### DATASET EXCERPTS
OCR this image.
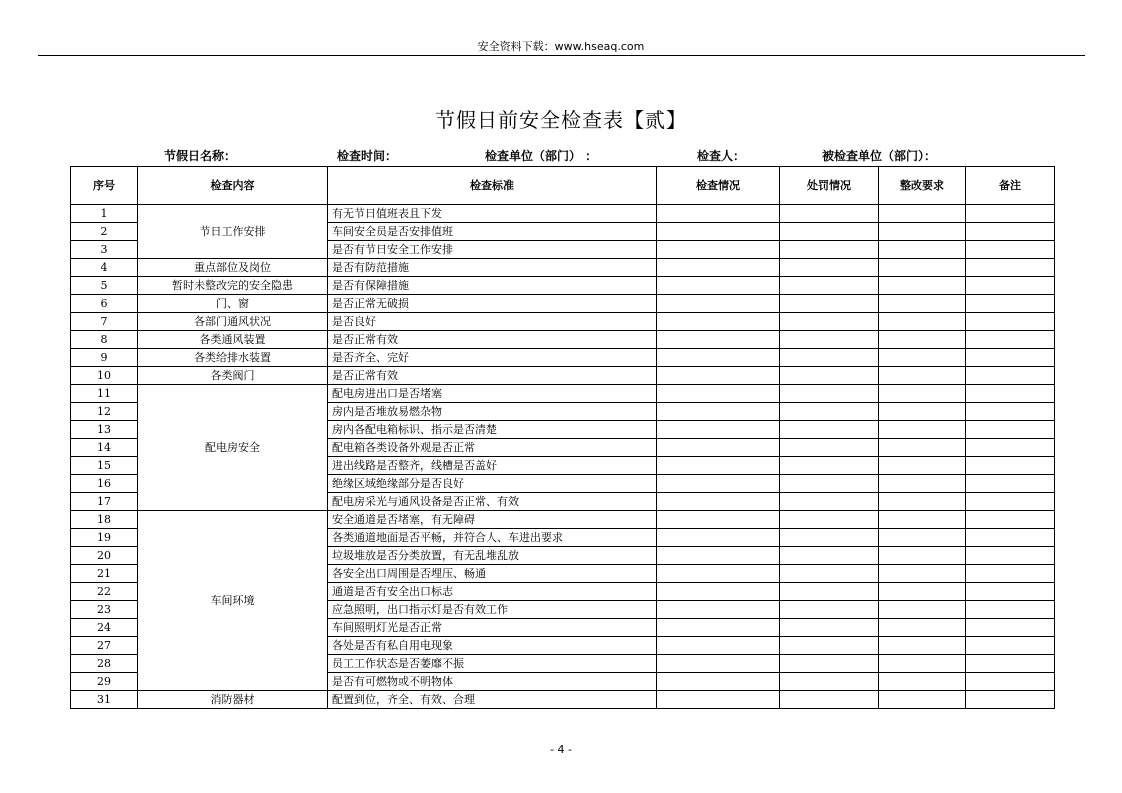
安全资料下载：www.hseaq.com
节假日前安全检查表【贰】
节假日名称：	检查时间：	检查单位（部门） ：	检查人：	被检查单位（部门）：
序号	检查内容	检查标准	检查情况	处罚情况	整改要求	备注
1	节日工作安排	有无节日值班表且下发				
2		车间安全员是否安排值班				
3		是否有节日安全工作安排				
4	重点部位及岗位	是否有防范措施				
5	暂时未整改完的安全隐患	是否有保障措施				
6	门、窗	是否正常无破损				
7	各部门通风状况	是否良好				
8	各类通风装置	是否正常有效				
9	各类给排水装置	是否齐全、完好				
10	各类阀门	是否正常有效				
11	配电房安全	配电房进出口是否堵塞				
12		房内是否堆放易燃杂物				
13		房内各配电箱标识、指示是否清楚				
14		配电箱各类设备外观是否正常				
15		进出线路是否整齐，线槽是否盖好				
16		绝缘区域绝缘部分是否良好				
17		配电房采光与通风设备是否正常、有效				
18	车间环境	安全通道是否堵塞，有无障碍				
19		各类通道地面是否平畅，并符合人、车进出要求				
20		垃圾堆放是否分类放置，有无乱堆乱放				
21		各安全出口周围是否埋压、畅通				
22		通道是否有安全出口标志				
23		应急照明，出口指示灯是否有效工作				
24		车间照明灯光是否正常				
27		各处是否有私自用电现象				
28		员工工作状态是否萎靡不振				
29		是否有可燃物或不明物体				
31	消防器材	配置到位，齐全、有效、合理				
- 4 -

--

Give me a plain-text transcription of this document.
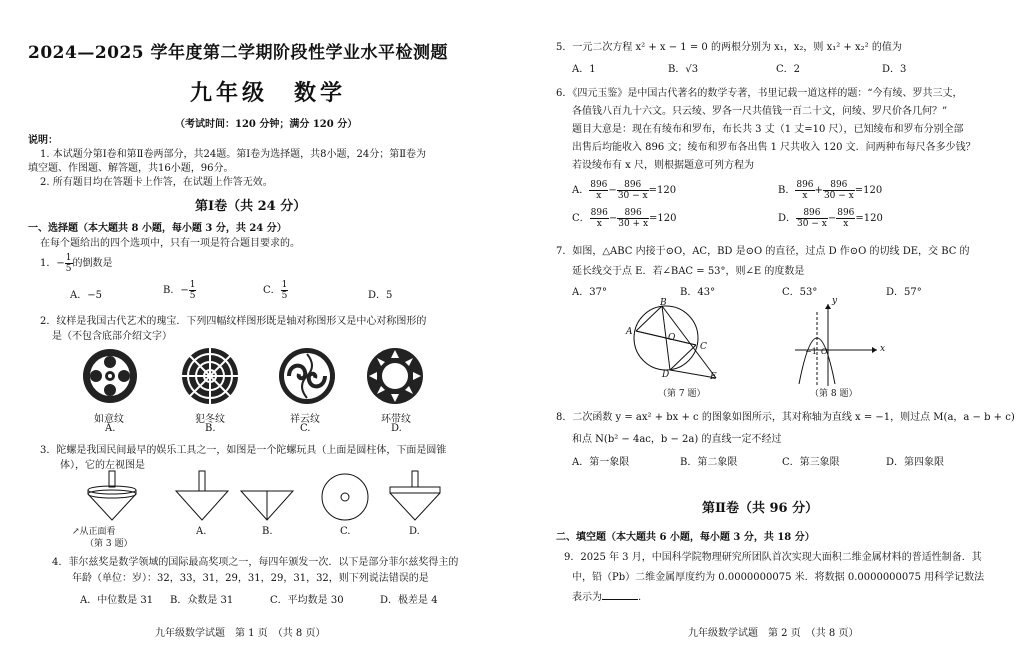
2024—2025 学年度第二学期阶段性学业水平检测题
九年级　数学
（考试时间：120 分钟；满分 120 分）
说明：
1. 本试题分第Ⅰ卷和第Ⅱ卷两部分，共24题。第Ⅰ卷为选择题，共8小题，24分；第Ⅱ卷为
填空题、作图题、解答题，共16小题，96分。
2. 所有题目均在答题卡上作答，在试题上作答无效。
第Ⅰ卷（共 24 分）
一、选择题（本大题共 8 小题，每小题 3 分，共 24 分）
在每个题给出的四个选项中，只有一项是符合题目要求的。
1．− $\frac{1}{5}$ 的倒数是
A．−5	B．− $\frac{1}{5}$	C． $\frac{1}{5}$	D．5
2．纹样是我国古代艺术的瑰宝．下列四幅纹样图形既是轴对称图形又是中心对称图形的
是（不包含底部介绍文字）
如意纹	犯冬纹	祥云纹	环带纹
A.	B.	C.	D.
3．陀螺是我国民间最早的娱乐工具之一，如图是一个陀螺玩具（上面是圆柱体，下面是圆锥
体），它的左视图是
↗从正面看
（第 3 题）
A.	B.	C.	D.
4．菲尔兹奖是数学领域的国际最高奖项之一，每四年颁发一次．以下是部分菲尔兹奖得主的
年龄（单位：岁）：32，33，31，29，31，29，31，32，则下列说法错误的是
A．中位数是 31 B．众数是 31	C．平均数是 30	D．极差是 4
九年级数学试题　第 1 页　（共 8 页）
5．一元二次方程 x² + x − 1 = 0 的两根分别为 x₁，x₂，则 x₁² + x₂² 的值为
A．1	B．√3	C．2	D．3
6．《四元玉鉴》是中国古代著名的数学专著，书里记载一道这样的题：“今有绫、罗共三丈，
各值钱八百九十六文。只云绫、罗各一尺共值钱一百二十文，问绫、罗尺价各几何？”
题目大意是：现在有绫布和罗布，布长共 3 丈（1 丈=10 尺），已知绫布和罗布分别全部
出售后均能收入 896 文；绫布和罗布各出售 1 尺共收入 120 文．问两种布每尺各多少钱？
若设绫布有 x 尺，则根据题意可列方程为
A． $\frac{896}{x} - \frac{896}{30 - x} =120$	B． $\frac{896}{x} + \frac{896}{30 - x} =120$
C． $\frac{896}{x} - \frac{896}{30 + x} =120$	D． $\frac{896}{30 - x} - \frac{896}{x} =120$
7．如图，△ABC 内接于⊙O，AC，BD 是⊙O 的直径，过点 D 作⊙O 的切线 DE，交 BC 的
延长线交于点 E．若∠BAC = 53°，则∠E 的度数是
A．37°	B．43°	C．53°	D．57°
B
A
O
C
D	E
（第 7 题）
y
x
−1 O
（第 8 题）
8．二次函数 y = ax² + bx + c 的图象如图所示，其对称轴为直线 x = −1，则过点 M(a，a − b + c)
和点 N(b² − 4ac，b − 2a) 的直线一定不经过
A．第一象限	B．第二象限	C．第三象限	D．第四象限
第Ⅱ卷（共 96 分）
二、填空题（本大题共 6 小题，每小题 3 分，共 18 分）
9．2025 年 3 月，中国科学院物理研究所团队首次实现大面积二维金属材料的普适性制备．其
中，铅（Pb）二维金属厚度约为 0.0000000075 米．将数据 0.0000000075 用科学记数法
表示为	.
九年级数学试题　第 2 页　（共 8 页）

### WHAT IS REQUIRED
Gather each line of the listing that holds the string "this".

### EXERCISE RESPONSE
OCR this image.
Give me a plain-text transcription of this document.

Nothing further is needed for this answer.